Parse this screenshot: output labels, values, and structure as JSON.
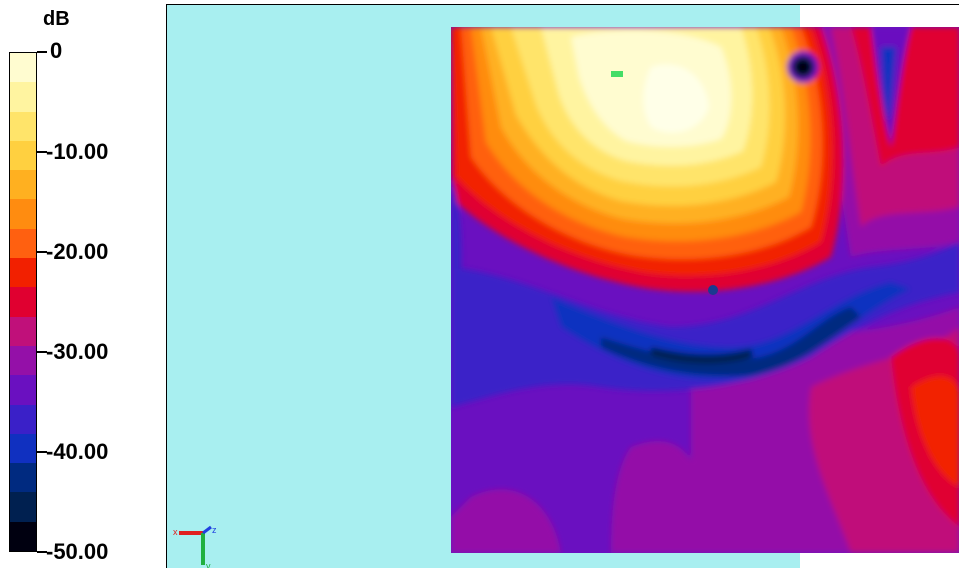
{
  "legend": {
    "unit": "dB",
    "ticks": [
      "0",
      "-10.00",
      "-20.00",
      "-30.00",
      "-40.00",
      "-50.00"
    ],
    "bands": [
      "#fffcd0",
      "#fff4a0",
      "#ffe46a",
      "#ffd040",
      "#ffb020",
      "#ff8c10",
      "#ff6010",
      "#f22000",
      "#e00030",
      "#c0107a",
      "#9410a8",
      "#6a10c0",
      "#3a20c8",
      "#1030c0",
      "#002a80",
      "#002050",
      "#000010"
    ]
  },
  "chart_data": {
    "type": "heatmap",
    "title": "",
    "colorbar_label": "dB",
    "value_range": [
      -50,
      0
    ],
    "tick_values": [
      0,
      -10,
      -20,
      -30,
      -40,
      -50
    ],
    "tick_labels": [
      "0",
      "-10.00",
      "-20.00",
      "-30.00",
      "-40.00",
      "-50.00"
    ],
    "level_step": 3.125,
    "description_free": true,
    "features": [
      {
        "type": "peak",
        "level": 0
      },
      {
        "type": "trough",
        "level": -50
      },
      {
        "type": "trough",
        "level": -40
      }
    ]
  },
  "axes": {
    "x_label": "x",
    "y_label": "y",
    "z_label": "z"
  }
}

To be done:
Without the pictures, restate all the entries above exactly.

Answer for this exercise:
Parse this screenshot: output labels, values, and structure as JSON.
{
  "legend": {
    "unit": "dB",
    "ticks": [
      "0",
      "-10.00",
      "-20.00",
      "-30.00",
      "-40.00",
      "-50.00"
    ],
    "bands": [
      "#fffcd0",
      "#fff4a0",
      "#ffe46a",
      "#ffd040",
      "#ffb020",
      "#ff8c10",
      "#ff6010",
      "#f22000",
      "#e00030",
      "#c0107a",
      "#9410a8",
      "#6a10c0",
      "#3a20c8",
      "#1030c0",
      "#002a80",
      "#002050",
      "#000010"
    ]
  },
  "chart_data": {
    "type": "heatmap",
    "title": "",
    "colorbar_label": "dB",
    "value_range": [
      -50,
      0
    ],
    "tick_values": [
      0,
      -10,
      -20,
      -30,
      -40,
      -50
    ],
    "tick_labels": [
      "0",
      "-10.00",
      "-20.00",
      "-30.00",
      "-40.00",
      "-50.00"
    ],
    "level_step": 3.125,
    "description_free": true,
    "features": [
      {
        "type": "peak",
        "level": 0
      },
      {
        "type": "trough",
        "level": -50
      },
      {
        "type": "trough",
        "level": -40
      }
    ]
  },
  "axes": {
    "x_label": "x",
    "y_label": "y",
    "z_label": "z"
  }
}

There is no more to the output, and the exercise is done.